## start
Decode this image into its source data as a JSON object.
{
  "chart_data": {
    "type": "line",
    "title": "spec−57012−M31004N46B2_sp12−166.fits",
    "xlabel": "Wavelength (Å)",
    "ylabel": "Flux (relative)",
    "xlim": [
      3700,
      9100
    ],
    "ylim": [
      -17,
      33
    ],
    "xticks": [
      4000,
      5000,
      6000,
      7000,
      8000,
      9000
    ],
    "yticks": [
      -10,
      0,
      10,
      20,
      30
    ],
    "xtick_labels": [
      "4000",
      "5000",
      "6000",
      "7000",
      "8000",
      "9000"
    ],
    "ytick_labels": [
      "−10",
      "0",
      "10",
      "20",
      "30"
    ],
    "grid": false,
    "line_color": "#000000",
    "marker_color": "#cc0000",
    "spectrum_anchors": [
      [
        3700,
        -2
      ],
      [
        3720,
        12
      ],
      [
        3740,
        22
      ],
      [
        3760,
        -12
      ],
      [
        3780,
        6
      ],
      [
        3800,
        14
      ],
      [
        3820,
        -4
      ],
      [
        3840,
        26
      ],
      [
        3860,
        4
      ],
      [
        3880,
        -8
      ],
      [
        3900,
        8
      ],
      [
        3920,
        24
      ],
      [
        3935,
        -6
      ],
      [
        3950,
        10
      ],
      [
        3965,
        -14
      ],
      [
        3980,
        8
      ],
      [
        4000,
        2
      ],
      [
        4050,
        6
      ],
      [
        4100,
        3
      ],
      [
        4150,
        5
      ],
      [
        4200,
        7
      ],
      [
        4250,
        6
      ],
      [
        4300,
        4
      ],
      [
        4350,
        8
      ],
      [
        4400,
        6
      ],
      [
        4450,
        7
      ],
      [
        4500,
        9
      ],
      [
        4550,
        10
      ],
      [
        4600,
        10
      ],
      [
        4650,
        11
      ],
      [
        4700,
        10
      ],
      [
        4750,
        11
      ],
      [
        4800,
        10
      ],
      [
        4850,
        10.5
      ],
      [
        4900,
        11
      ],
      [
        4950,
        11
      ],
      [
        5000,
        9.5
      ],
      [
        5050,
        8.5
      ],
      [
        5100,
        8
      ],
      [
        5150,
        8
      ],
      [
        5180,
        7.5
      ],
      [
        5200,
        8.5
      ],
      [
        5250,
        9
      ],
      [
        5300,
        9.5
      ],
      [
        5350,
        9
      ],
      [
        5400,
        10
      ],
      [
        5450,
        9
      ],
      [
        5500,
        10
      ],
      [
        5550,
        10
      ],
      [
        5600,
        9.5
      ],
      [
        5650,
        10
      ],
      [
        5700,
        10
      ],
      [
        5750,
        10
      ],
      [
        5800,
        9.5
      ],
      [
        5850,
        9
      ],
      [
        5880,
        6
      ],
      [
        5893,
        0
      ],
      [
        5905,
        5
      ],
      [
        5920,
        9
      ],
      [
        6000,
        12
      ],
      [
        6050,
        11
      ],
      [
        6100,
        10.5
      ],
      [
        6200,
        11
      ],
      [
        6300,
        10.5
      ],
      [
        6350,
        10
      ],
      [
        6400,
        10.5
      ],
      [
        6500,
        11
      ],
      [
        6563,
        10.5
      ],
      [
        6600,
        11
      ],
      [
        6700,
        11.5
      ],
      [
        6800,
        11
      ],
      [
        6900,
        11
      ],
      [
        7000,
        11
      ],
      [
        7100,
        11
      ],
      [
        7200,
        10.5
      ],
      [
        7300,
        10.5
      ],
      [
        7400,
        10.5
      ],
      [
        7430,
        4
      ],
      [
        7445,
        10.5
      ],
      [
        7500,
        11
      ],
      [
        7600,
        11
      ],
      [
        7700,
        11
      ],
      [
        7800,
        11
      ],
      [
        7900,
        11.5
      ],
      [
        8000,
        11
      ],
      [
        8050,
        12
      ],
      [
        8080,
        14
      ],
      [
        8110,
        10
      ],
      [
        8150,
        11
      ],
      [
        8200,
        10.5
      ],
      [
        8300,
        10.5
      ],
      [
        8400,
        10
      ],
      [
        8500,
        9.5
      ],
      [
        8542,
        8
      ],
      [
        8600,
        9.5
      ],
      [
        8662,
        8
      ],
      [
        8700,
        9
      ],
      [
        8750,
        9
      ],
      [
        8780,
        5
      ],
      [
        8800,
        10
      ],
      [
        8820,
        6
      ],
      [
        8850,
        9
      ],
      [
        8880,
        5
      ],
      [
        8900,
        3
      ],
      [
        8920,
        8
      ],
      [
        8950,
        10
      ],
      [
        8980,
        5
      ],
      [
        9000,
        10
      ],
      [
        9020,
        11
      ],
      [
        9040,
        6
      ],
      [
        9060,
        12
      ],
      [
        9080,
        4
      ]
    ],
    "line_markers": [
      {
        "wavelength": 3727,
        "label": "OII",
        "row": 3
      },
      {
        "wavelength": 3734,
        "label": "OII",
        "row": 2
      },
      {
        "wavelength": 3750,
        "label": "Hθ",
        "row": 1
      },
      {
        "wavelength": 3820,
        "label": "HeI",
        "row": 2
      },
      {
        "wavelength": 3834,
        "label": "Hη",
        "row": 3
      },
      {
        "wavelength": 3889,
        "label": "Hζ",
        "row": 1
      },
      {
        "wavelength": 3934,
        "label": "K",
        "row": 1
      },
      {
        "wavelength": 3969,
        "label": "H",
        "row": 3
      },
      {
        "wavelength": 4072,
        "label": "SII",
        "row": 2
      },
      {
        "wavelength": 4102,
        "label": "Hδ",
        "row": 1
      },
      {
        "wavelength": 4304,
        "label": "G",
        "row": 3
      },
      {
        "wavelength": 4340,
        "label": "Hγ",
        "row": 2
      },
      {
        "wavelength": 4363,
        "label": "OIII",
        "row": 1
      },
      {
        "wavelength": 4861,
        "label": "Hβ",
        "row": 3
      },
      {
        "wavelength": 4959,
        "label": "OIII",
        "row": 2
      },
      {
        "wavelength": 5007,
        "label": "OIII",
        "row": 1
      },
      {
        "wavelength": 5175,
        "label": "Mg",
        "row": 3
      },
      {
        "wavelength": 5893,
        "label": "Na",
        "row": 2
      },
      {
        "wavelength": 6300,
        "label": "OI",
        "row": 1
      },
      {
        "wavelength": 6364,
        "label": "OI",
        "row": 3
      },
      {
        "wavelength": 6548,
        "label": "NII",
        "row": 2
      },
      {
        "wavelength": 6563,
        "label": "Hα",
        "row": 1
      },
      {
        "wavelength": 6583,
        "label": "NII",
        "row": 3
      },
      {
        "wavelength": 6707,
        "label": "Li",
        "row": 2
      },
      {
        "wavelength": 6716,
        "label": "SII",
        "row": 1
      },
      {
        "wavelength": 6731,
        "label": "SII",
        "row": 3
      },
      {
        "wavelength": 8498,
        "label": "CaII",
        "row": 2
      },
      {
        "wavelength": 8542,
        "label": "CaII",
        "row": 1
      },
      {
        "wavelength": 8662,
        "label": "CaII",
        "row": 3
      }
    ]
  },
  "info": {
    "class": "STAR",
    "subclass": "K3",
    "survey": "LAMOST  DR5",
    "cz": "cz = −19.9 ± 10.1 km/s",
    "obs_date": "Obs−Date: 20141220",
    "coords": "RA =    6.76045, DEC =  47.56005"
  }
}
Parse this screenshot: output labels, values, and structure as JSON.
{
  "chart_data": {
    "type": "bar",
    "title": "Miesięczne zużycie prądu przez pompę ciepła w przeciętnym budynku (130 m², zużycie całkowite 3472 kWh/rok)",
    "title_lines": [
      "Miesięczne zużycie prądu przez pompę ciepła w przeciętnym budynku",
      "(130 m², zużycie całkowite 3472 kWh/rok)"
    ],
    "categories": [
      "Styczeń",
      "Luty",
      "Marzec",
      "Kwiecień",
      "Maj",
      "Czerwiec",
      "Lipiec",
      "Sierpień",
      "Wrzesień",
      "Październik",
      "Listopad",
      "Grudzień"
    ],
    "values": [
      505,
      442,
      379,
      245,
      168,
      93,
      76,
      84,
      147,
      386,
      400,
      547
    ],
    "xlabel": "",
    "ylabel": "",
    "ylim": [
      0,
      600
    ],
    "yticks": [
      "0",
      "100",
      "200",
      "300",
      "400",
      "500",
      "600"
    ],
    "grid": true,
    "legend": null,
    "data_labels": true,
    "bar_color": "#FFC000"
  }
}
## end
### Stated problem:
Reproduce the lines from the one containing "Parse this screenshot: output" to the end of the entries, keeping both ends and adding nothing.

### Correct response:
Parse this screenshot: output labels, values, and structure as JSON.
{
  "chart_data": {
    "type": "bar",
    "title": "Miesięczne zużycie prądu przez pompę ciepła w przeciętnym budynku (130 m², zużycie całkowite 3472 kWh/rok)",
    "title_lines": [
      "Miesięczne zużycie prądu przez pompę ciepła w przeciętnym budynku",
      "(130 m², zużycie całkowite 3472 kWh/rok)"
    ],
    "categories": [
      "Styczeń",
      "Luty",
      "Marzec",
      "Kwiecień",
      "Maj",
      "Czerwiec",
      "Lipiec",
      "Sierpień",
      "Wrzesień",
      "Październik",
      "Listopad",
      "Grudzień"
    ],
    "values": [
      505,
      442,
      379,
      245,
      168,
      93,
      76,
      84,
      147,
      386,
      400,
      547
    ],
    "xlabel": "",
    "ylabel": "",
    "ylim": [
      0,
      600
    ],
    "yticks": [
      "0",
      "100",
      "200",
      "300",
      "400",
      "500",
      "600"
    ],
    "grid": true,
    "legend": null,
    "data_labels": true,
    "bar_color": "#FFC000"
  }
}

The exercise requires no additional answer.